All of the records must come back exactly. Please repeat them in full.

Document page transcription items
· · · ·

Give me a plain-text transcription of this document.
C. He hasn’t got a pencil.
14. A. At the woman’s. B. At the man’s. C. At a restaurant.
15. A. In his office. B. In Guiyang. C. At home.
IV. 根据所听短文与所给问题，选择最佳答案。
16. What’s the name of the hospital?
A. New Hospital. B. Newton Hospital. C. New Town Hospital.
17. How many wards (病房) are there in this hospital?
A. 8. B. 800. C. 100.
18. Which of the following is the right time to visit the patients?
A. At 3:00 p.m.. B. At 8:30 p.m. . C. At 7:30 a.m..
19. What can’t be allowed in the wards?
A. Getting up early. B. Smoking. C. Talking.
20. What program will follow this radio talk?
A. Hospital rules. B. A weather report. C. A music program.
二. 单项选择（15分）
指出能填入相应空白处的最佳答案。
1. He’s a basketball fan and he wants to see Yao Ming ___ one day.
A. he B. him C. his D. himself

· · · ·

Problem solution.
Give me a plain-text transcription of this document.
C. He hasn’t got a pencil.
14. A. At the woman’s. B. At the man’s. C. At a restaurant.
15. A. In his office. B. In Guiyang. C. At home.
IV. 根据所听短文与所给问题，选择最佳答案。
16. What’s the name of the hospital?
A. New Hospital. B. Newton Hospital. C. New Town Hospital.
17. How many wards (病房) are there in this hospital?
A. 8. B. 800. C. 100.
18. Which of the following is the right time to visit the patients?
A. At 3:00 p.m.. B. At 8:30 p.m. . C. At 7:30 a.m..
19. What can’t be allowed in the wards?
A. Getting up early. B. Smoking. C. Talking.
20. What program will follow this radio talk?
A. Hospital rules. B. A weather report. C. A music program.
二. 单项选择（15分）
指出能填入相应空白处的最佳答案。
1. He’s a basketball fan and he wants to see Yao Ming ___ one day.
A. he B. him C. his D. himself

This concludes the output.